----- Material for the task

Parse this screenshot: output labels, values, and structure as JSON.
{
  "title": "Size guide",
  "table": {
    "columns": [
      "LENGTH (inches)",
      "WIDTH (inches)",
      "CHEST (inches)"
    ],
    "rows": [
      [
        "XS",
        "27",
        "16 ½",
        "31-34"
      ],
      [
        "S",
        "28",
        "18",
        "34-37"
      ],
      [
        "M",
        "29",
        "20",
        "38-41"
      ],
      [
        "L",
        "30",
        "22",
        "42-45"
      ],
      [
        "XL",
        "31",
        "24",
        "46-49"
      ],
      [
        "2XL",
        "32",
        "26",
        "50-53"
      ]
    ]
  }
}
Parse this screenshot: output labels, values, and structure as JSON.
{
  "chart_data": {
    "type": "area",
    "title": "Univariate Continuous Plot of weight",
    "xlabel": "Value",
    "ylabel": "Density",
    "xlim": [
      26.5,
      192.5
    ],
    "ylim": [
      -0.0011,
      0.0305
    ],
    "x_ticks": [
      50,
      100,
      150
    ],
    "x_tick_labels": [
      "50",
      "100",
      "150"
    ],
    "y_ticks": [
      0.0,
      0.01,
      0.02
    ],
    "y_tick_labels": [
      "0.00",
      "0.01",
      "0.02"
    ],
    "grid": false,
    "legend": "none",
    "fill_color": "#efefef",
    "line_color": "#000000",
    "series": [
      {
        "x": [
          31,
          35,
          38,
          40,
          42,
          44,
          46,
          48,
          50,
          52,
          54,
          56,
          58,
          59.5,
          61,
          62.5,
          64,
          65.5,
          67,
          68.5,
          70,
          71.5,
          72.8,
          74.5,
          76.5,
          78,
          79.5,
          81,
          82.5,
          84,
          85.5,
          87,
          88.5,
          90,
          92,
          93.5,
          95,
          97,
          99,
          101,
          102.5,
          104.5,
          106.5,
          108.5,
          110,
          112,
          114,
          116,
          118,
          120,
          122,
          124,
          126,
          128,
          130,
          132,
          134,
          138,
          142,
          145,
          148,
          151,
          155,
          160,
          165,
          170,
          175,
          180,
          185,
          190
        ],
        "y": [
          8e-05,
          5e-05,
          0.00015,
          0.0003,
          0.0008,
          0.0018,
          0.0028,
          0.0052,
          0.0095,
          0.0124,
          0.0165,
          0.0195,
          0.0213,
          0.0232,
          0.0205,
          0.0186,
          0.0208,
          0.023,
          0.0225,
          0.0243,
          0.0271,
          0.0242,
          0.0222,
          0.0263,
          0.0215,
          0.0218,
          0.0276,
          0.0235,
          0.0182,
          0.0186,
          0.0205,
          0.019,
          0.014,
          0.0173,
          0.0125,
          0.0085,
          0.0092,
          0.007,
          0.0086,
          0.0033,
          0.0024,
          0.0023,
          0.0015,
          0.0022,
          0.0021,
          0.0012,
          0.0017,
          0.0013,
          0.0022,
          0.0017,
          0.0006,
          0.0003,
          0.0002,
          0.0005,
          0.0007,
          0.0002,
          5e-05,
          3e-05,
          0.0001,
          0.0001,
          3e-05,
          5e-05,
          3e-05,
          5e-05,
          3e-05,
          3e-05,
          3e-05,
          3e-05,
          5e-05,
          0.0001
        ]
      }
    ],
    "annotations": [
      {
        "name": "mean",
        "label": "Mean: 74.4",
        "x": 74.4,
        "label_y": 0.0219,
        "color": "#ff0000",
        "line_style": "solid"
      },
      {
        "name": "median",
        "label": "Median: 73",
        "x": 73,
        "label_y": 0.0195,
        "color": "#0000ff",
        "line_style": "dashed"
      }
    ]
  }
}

----------

■ To be done ■
Gather and copy every line of the data in which the string "inches" is found.

■ Complete output ■
      "LENGTH (inches)",
      "WIDTH (inches)",
      "CHEST (inches)"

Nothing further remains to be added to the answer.